[Source records]
============
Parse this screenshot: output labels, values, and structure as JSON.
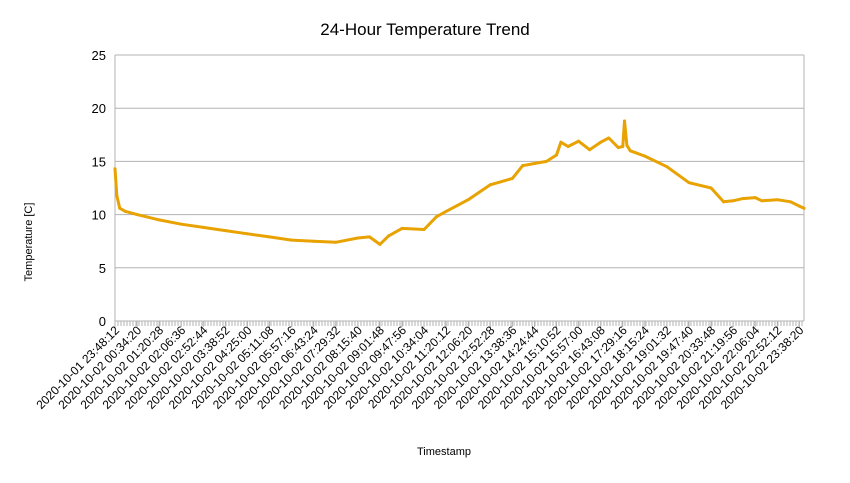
{
  "chart_data": {
    "type": "line",
    "title": "24-Hour Temperature Trend",
    "xlabel": "Timestamp",
    "ylabel": "Temperature [C]",
    "ylim": [
      0,
      25
    ],
    "yticks": [
      0,
      5,
      10,
      15,
      20,
      25
    ],
    "grid": "horizontal",
    "legend": "none",
    "color": "#e8a202",
    "x_tick_labels": [
      "2020-10-01 23:48:12",
      "2020-10-02 00:34:20",
      "2020-10-02 01:20:28",
      "2020-10-02 02:06:36",
      "2020-10-02 02:52:44",
      "2020-10-02 03:38:52",
      "2020-10-02 04:25:00",
      "2020-10-02 05:11:08",
      "2020-10-02 05:57:16",
      "2020-10-02 06:43:24",
      "2020-10-02 07:29:32",
      "2020-10-02 08:15:40",
      "2020-10-02 09:01:48",
      "2020-10-02 09:47:56",
      "2020-10-02 10:34:04",
      "2020-10-02 11:20:12",
      "2020-10-02 12:06:20",
      "2020-10-02 12:52:28",
      "2020-10-02 13:38:36",
      "2020-10-02 14:24:44",
      "2020-10-02 15:10:52",
      "2020-10-02 15:57:00",
      "2020-10-02 16:43:08",
      "2020-10-02 17:29:16",
      "2020-10-02 18:15:24",
      "2020-10-02 19:01:32",
      "2020-10-02 19:47:40",
      "2020-10-02 20:33:48",
      "2020-10-02 21:19:56",
      "2020-10-02 22:06:04",
      "2020-10-02 22:52:12",
      "2020-10-02 23:38:20"
    ],
    "series": [
      {
        "x": [
          "2020-10-01 23:48:12",
          "2020-10-01 23:52:00",
          "2020-10-01 23:58:00",
          "2020-10-02 00:10:00",
          "2020-10-02 00:34:20",
          "2020-10-02 01:20:28",
          "2020-10-02 02:06:36",
          "2020-10-02 02:52:44",
          "2020-10-02 03:38:52",
          "2020-10-02 04:25:00",
          "2020-10-02 05:11:08",
          "2020-10-02 05:57:16",
          "2020-10-02 06:43:24",
          "2020-10-02 07:29:32",
          "2020-10-02 08:15:40",
          "2020-10-02 08:40:00",
          "2020-10-02 09:01:48",
          "2020-10-02 09:20:00",
          "2020-10-02 09:47:56",
          "2020-10-02 10:34:04",
          "2020-10-02 11:00:00",
          "2020-10-02 11:20:12",
          "2020-10-02 12:06:20",
          "2020-10-02 12:52:28",
          "2020-10-02 13:38:36",
          "2020-10-02 14:00:00",
          "2020-10-02 14:24:44",
          "2020-10-02 14:50:00",
          "2020-10-02 15:10:52",
          "2020-10-02 15:20:00",
          "2020-10-02 15:35:00",
          "2020-10-02 15:57:00",
          "2020-10-02 16:20:00",
          "2020-10-02 16:43:08",
          "2020-10-02 17:00:00",
          "2020-10-02 17:20:00",
          "2020-10-02 17:29:16",
          "2020-10-02 17:33:00",
          "2020-10-02 17:38:00",
          "2020-10-02 17:45:00",
          "2020-10-02 18:15:24",
          "2020-10-02 19:01:32",
          "2020-10-02 19:47:40",
          "2020-10-02 20:33:48",
          "2020-10-02 21:00:00",
          "2020-10-02 21:19:56",
          "2020-10-02 21:40:00",
          "2020-10-02 22:06:04",
          "2020-10-02 22:20:00",
          "2020-10-02 22:52:12",
          "2020-10-02 23:20:00",
          "2020-10-02 23:38:20",
          "2020-10-02 23:48:00"
        ],
        "values": [
          14.3,
          11.8,
          10.6,
          10.3,
          10.0,
          9.5,
          9.1,
          8.8,
          8.5,
          8.2,
          7.9,
          7.6,
          7.5,
          7.4,
          7.8,
          7.9,
          7.2,
          8.0,
          8.7,
          8.6,
          9.8,
          10.3,
          11.4,
          12.8,
          13.4,
          14.6,
          14.8,
          15.0,
          15.6,
          16.8,
          16.4,
          16.9,
          16.1,
          16.8,
          17.2,
          16.3,
          16.4,
          18.8,
          16.5,
          16.0,
          15.5,
          14.5,
          13.0,
          12.5,
          11.2,
          11.3,
          11.5,
          11.6,
          11.3,
          11.4,
          11.2,
          10.8,
          10.6
        ]
      }
    ]
  }
}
============
## Task goal
Reproduce the whole listing above word for word, but not its pictures.

## Output below
Parse this screenshot: output labels, values, and structure as JSON.
{
  "chart_data": {
    "type": "line",
    "title": "24-Hour Temperature Trend",
    "xlabel": "Timestamp",
    "ylabel": "Temperature [C]",
    "ylim": [
      0,
      25
    ],
    "yticks": [
      0,
      5,
      10,
      15,
      20,
      25
    ],
    "grid": "horizontal",
    "legend": "none",
    "color": "#e8a202",
    "x_tick_labels": [
      "2020-10-01 23:48:12",
      "2020-10-02 00:34:20",
      "2020-10-02 01:20:28",
      "2020-10-02 02:06:36",
      "2020-10-02 02:52:44",
      "2020-10-02 03:38:52",
      "2020-10-02 04:25:00",
      "2020-10-02 05:11:08",
      "2020-10-02 05:57:16",
      "2020-10-02 06:43:24",
      "2020-10-02 07:29:32",
      "2020-10-02 08:15:40",
      "2020-10-02 09:01:48",
      "2020-10-02 09:47:56",
      "2020-10-02 10:34:04",
      "2020-10-02 11:20:12",
      "2020-10-02 12:06:20",
      "2020-10-02 12:52:28",
      "2020-10-02 13:38:36",
      "2020-10-02 14:24:44",
      "2020-10-02 15:10:52",
      "2020-10-02 15:57:00",
      "2020-10-02 16:43:08",
      "2020-10-02 17:29:16",
      "2020-10-02 18:15:24",
      "2020-10-02 19:01:32",
      "2020-10-02 19:47:40",
      "2020-10-02 20:33:48",
      "2020-10-02 21:19:56",
      "2020-10-02 22:06:04",
      "2020-10-02 22:52:12",
      "2020-10-02 23:38:20"
    ],
    "series": [
      {
        "x": [
          "2020-10-01 23:48:12",
          "2020-10-01 23:52:00",
          "2020-10-01 23:58:00",
          "2020-10-02 00:10:00",
          "2020-10-02 00:34:20",
          "2020-10-02 01:20:28",
          "2020-10-02 02:06:36",
          "2020-10-02 02:52:44",
          "2020-10-02 03:38:52",
          "2020-10-02 04:25:00",
          "2020-10-02 05:11:08",
          "2020-10-02 05:57:16",
          "2020-10-02 06:43:24",
          "2020-10-02 07:29:32",
          "2020-10-02 08:15:40",
          "2020-10-02 08:40:00",
          "2020-10-02 09:01:48",
          "2020-10-02 09:20:00",
          "2020-10-02 09:47:56",
          "2020-10-02 10:34:04",
          "2020-10-02 11:00:00",
          "2020-10-02 11:20:12",
          "2020-10-02 12:06:20",
          "2020-10-02 12:52:28",
          "2020-10-02 13:38:36",
          "2020-10-02 14:00:00",
          "2020-10-02 14:24:44",
          "2020-10-02 14:50:00",
          "2020-10-02 15:10:52",
          "2020-10-02 15:20:00",
          "2020-10-02 15:35:00",
          "2020-10-02 15:57:00",
          "2020-10-02 16:20:00",
          "2020-10-02 16:43:08",
          "2020-10-02 17:00:00",
          "2020-10-02 17:20:00",
          "2020-10-02 17:29:16",
          "2020-10-02 17:33:00",
          "2020-10-02 17:38:00",
          "2020-10-02 17:45:00",
          "2020-10-02 18:15:24",
          "2020-10-02 19:01:32",
          "2020-10-02 19:47:40",
          "2020-10-02 20:33:48",
          "2020-10-02 21:00:00",
          "2020-10-02 21:19:56",
          "2020-10-02 21:40:00",
          "2020-10-02 22:06:04",
          "2020-10-02 22:20:00",
          "2020-10-02 22:52:12",
          "2020-10-02 23:20:00",
          "2020-10-02 23:38:20",
          "2020-10-02 23:48:00"
        ],
        "values": [
          14.3,
          11.8,
          10.6,
          10.3,
          10.0,
          9.5,
          9.1,
          8.8,
          8.5,
          8.2,
          7.9,
          7.6,
          7.5,
          7.4,
          7.8,
          7.9,
          7.2,
          8.0,
          8.7,
          8.6,
          9.8,
          10.3,
          11.4,
          12.8,
          13.4,
          14.6,
          14.8,
          15.0,
          15.6,
          16.8,
          16.4,
          16.9,
          16.1,
          16.8,
          17.2,
          16.3,
          16.4,
          18.8,
          16.5,
          16.0,
          15.5,
          14.5,
          13.0,
          12.5,
          11.2,
          11.3,
          11.5,
          11.6,
          11.3,
          11.4,
          11.2,
          10.8,
          10.6
        ]
      }
    ]
  }
}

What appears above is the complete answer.